● Task prompt
Write the count of lines that contain the word "title" and nothing else.
^^^^
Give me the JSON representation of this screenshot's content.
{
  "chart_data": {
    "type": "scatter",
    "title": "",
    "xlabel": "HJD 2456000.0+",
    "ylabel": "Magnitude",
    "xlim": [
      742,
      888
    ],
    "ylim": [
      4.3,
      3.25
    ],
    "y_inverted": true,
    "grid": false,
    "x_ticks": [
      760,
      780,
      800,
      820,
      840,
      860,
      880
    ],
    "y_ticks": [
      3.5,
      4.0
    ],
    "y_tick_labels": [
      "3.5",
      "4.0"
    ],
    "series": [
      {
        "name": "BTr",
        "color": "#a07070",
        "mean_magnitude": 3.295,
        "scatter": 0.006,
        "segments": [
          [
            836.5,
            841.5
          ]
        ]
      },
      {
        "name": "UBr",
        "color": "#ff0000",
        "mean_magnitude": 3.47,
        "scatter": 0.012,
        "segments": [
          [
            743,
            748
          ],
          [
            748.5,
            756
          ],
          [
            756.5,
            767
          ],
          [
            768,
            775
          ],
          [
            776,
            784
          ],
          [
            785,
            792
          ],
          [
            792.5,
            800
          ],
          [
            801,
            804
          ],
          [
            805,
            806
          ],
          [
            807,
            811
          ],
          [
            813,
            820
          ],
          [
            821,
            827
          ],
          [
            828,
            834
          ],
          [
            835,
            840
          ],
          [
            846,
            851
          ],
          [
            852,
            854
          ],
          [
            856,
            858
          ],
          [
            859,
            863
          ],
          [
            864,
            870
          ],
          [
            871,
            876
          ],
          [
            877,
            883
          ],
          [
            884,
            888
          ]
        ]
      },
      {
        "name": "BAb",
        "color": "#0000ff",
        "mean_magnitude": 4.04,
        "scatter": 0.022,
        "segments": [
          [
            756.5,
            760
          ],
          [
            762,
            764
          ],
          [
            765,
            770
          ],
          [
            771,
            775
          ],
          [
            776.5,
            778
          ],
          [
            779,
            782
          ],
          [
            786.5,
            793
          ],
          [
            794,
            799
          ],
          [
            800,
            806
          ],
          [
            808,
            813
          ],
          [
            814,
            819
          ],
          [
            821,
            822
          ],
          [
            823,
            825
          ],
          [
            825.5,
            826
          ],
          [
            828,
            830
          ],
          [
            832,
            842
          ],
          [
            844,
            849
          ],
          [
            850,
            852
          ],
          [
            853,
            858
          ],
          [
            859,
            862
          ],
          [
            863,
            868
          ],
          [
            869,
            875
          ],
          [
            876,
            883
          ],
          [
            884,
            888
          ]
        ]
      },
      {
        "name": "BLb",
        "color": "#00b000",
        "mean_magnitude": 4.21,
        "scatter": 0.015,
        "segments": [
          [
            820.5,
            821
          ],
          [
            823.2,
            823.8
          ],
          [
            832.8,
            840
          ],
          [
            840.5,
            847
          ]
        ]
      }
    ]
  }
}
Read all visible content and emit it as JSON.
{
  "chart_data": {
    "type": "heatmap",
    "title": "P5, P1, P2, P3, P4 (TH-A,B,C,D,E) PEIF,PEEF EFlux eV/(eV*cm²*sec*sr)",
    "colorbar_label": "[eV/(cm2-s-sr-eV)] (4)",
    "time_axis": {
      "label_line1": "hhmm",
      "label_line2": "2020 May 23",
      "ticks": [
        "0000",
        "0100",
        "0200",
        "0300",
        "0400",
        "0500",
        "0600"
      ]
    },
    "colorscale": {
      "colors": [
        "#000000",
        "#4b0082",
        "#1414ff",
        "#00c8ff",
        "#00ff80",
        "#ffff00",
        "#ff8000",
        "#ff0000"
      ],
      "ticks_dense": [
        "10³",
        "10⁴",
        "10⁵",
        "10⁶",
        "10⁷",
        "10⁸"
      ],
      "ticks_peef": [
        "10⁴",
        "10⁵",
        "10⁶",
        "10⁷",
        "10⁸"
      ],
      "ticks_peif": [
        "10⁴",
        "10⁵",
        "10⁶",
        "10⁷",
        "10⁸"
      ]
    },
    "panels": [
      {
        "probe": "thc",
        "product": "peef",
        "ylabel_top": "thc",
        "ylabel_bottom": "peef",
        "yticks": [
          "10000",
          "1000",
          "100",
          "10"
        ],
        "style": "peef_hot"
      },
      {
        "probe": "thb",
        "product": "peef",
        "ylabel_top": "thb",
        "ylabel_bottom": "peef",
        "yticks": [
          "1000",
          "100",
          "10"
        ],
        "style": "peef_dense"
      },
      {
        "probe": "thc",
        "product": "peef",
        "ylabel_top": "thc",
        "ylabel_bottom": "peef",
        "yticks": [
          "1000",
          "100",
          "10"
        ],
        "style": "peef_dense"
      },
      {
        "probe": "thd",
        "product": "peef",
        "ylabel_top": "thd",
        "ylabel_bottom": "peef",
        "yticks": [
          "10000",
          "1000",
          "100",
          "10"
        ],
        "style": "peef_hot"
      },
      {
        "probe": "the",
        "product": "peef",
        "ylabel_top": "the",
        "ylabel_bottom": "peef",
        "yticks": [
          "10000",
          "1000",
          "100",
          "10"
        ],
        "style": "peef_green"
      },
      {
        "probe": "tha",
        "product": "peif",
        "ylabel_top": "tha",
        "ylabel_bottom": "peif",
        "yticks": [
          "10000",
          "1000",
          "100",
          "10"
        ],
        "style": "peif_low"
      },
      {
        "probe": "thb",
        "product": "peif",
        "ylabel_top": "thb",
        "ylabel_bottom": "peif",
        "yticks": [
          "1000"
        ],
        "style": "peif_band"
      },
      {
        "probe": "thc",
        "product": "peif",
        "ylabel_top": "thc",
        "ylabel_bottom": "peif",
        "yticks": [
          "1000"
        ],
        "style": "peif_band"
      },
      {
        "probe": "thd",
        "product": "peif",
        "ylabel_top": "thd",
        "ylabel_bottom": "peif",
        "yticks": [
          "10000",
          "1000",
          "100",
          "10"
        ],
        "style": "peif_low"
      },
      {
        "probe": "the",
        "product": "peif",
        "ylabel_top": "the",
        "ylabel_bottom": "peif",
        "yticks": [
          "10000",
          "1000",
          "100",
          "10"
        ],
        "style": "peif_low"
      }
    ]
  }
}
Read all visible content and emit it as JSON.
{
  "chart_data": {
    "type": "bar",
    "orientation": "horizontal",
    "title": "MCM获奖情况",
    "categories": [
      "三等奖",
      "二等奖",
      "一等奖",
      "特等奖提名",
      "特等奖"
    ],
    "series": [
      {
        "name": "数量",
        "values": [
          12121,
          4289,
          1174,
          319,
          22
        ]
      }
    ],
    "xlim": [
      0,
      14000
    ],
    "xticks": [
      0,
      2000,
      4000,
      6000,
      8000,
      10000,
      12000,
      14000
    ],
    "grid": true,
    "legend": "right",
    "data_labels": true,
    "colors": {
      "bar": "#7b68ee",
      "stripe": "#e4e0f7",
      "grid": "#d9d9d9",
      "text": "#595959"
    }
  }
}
^^^^
● Written solution
3